[start]

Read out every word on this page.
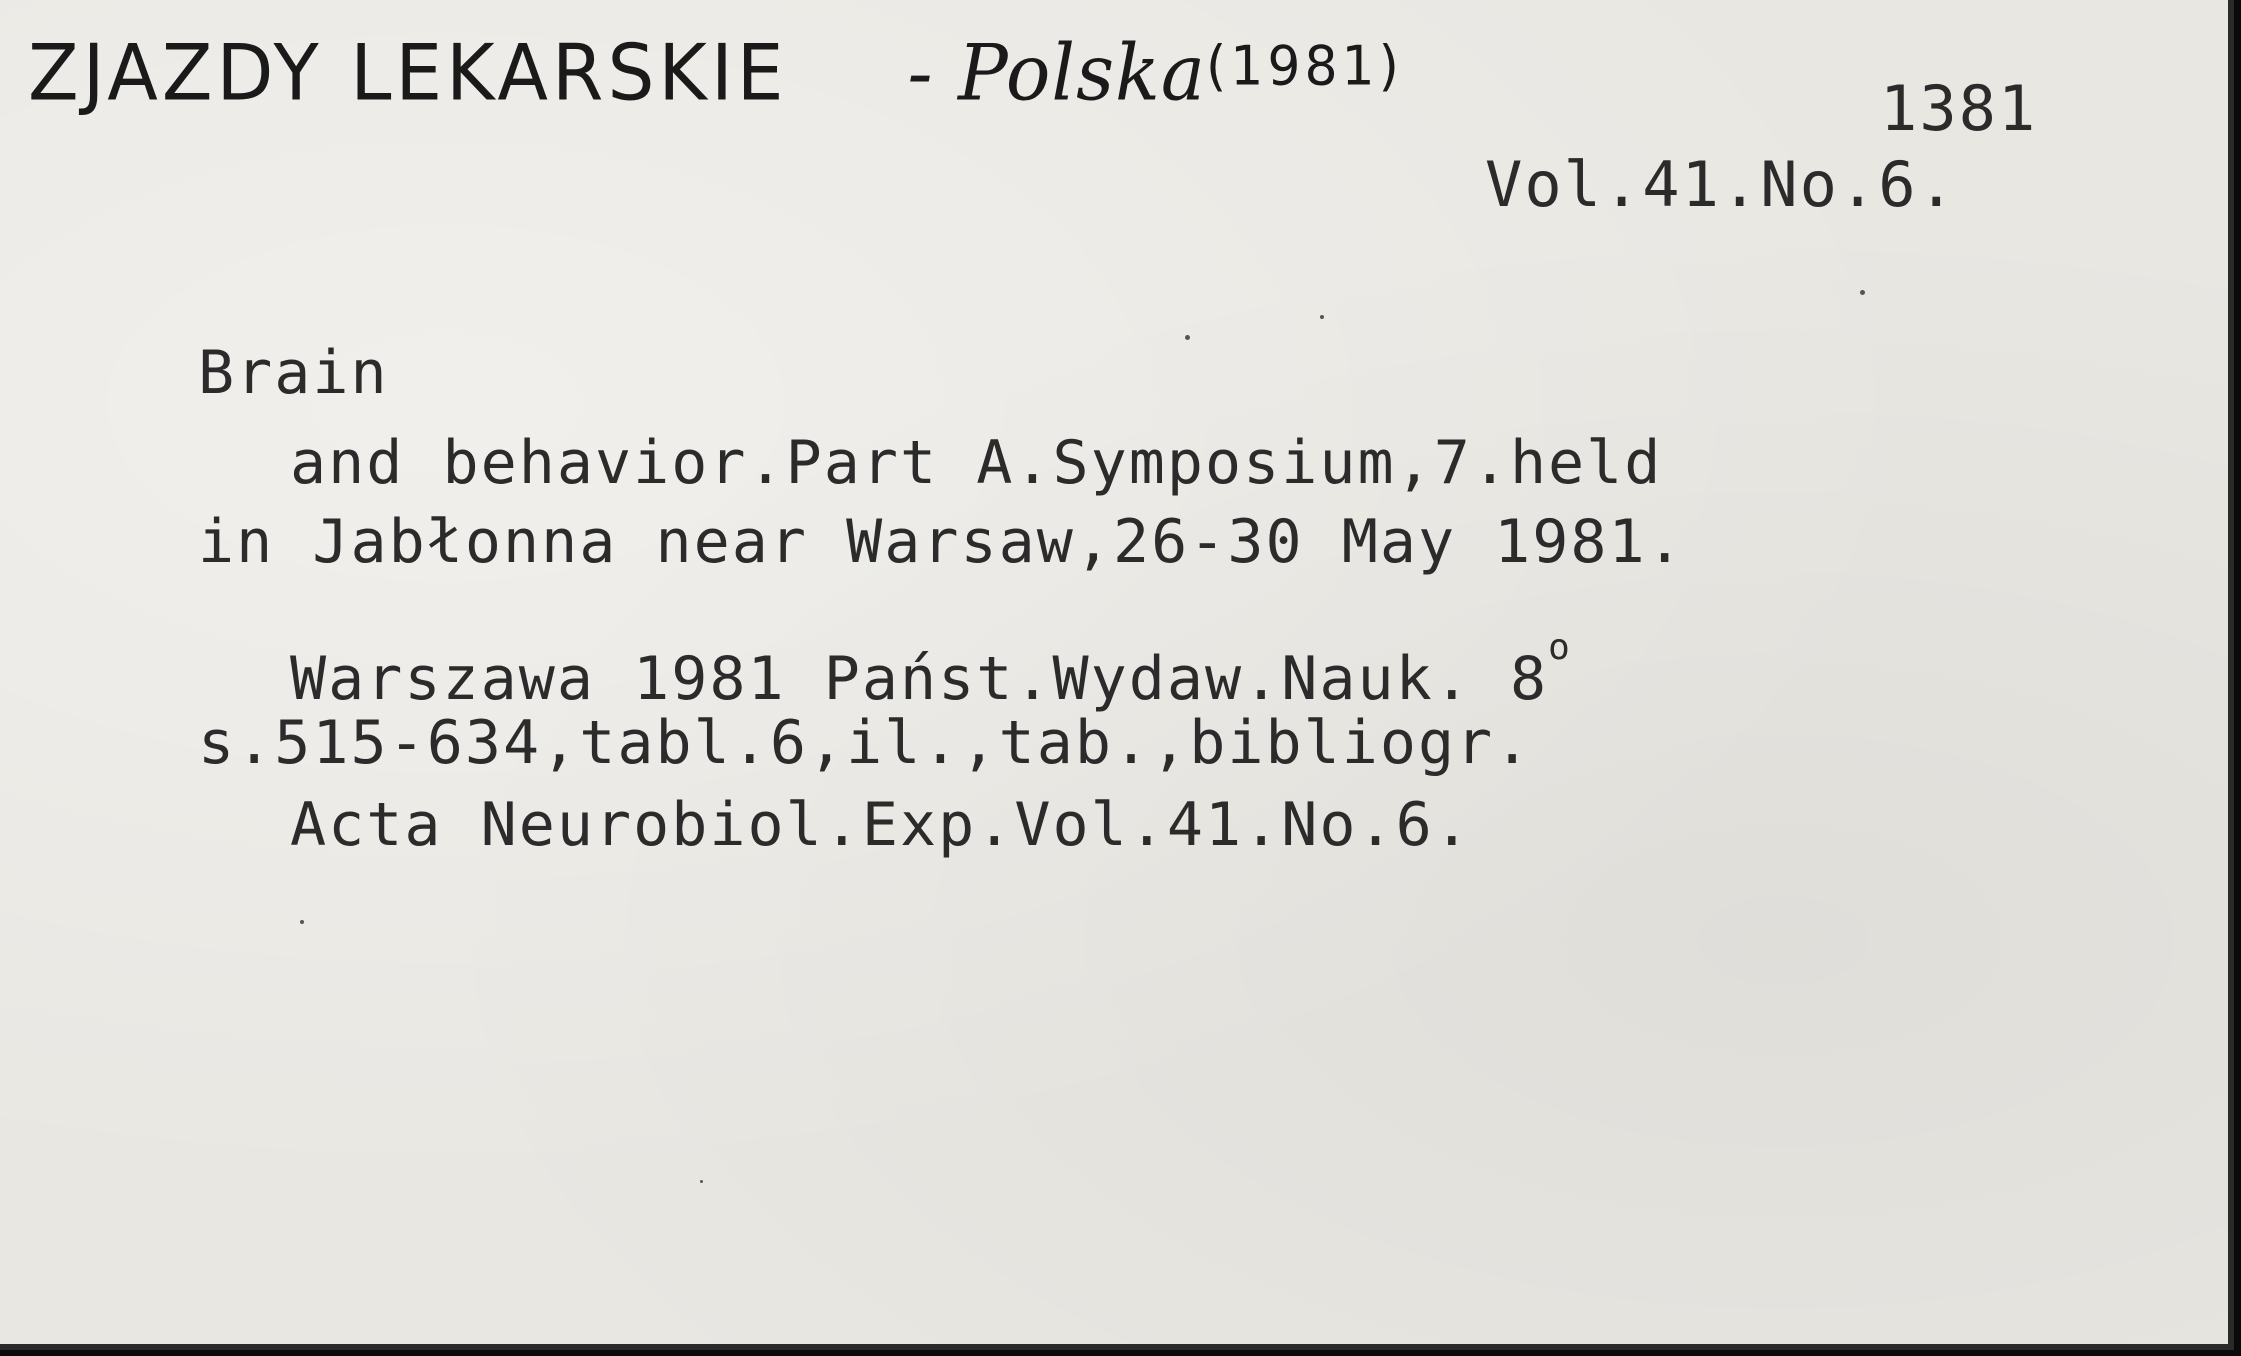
ZJAZDY LEKARSKIE - Polska(1981)
1381
Vol.41.No.6.
Brain
and behavior.Part A.Symposium,7.held
in Jabłonna near Warsaw,26-30 May 1981.
Warszawa 1981 Państ.Wydaw.Nauk. 8$^o$
s.515-634,tabl.6,il.,tab.,bibliogr.
Acta Neurobiol.Exp.Vol.41.No.6.
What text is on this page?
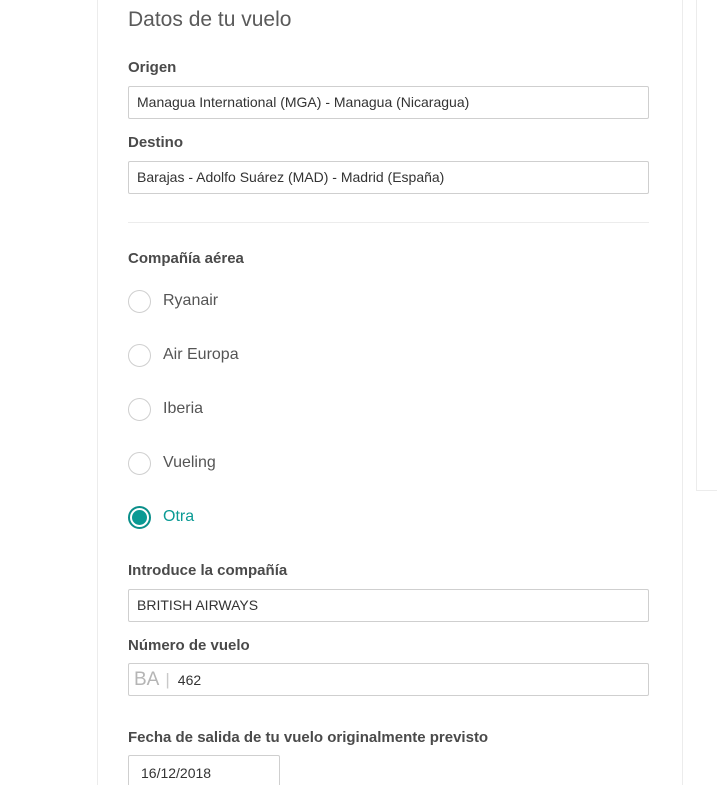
Datos de tu vuelo
Origen
Managua International (MGA) - Managua (Nicaragua)
Destino
Barajas - Adolfo Suárez (MAD) - Madrid (España)
Compañía aérea
Ryanair
Air Europa
Iberia
Vueling
Otra
Introduce la compañía
BRITISH AIRWAYS
Número de vuelo
BA | 462
Fecha de salida de tu vuelo originalmente previsto
16/12/2018
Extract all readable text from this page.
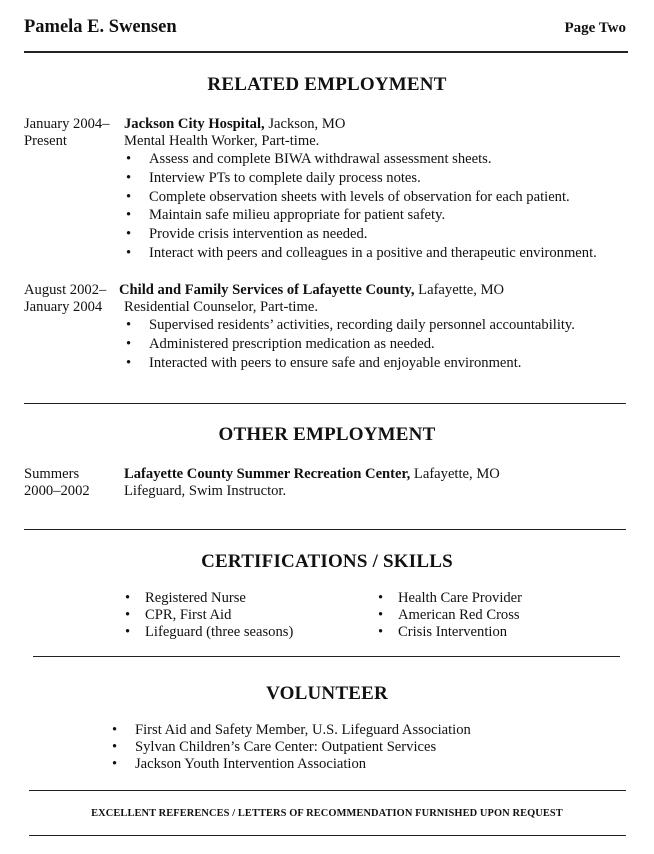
Pamela E. Swensen	Page Two
RELATED EMPLOYMENT
January 2004–
Present
Jackson City Hospital, Jackson, MO
Mental Health Worker, Part-time.
• Assess and complete BIWA withdrawal assessment sheets.
• Interview PTs to complete daily process notes.
• Complete observation sheets with levels of observation for each patient.
• Maintain safe milieu appropriate for patient safety.
• Provide crisis intervention as needed.
• Interact with peers and colleagues in a positive and therapeutic environment.
August 2002–
January 2004
Child and Family Services of Lafayette County, Lafayette, MO
Residential Counselor, Part-time.
• Supervised residents’ activities, recording daily personnel accountability.
• Administered prescription medication as needed.
• Interacted with peers to ensure safe and enjoyable environment.
OTHER EMPLOYMENT
Summers
2000–2002
Lafayette County Summer Recreation Center, Lafayette, MO
Lifeguard, Swim Instructor.
CERTIFICATIONS / SKILLS
• Registered Nurse
• CPR, First Aid
• Lifeguard (three seasons)
• Health Care Provider
• American Red Cross
• Crisis Intervention
VOLUNTEER
• First Aid and Safety Member, U.S. Lifeguard Association
• Sylvan Children’s Care Center: Outpatient Services
• Jackson Youth Intervention Association
EXCELLENT REFERENCES / LETTERS OF RECOMMENDATION FURNISHED UPON REQUEST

[end]

Repeat each entry precisely as it appears. Leave the pictures out.

Read out every word on this page.
ZJAZDY LEKARSKIE - Polska(1981)
1381
Vol.41.No.6.
Brain
and behavior.Part A.Symposium,7.held
in Jabłonna near Warsaw,26-30 May 1981.
Warszawa 1981 Państ.Wydaw.Nauk. 8$^o$
s.515-634,tabl.6,il.,tab.,bibliogr.
Acta Neurobiol.Exp.Vol.41.No.6.
What text is on this page?
Datos de tu vuelo
Origen
Managua International (MGA) - Managua (Nicaragua)
Destino
Barajas - Adolfo Suárez (MAD) - Madrid (España)
Compañía aérea
Ryanair
Air Europa
Iberia
Vueling
Otra
Introduce la compañía
BRITISH AIRWAYS
Número de vuelo
BA | 462
Fecha de salida de tu vuelo originalmente previsto
16/12/2018
Extract all readable text from this page.
Pamela E. Swensen	Page Two
RELATED EMPLOYMENT
January 2004–
Present
Jackson City Hospital, Jackson, MO
Mental Health Worker, Part-time.
• Assess and complete BIWA withdrawal assessment sheets.
• Interview PTs to complete daily process notes.
• Complete observation sheets with levels of observation for each patient.
• Maintain safe milieu appropriate for patient safety.
• Provide crisis intervention as needed.
• Interact with peers and colleagues in a positive and therapeutic environment.
August 2002–
January 2004
Child and Family Services of Lafayette County, Lafayette, MO
Residential Counselor, Part-time.
• Supervised residents’ activities, recording daily personnel accountability.
• Administered prescription medication as needed.
• Interacted with peers to ensure safe and enjoyable environment.
OTHER EMPLOYMENT
Summers
2000–2002
Lafayette County Summer Recreation Center, Lafayette, MO
Lifeguard, Swim Instructor.
CERTIFICATIONS / SKILLS
• Registered Nurse
• CPR, First Aid
• Lifeguard (three seasons)
• Health Care Provider
• American Red Cross
• Crisis Intervention
VOLUNTEER
• First Aid and Safety Member, U.S. Lifeguard Association
• Sylvan Children’s Care Center: Outpatient Services
• Jackson Youth Intervention Association
EXCELLENT REFERENCES / LETTERS OF RECOMMENDATION FURNISHED UPON REQUEST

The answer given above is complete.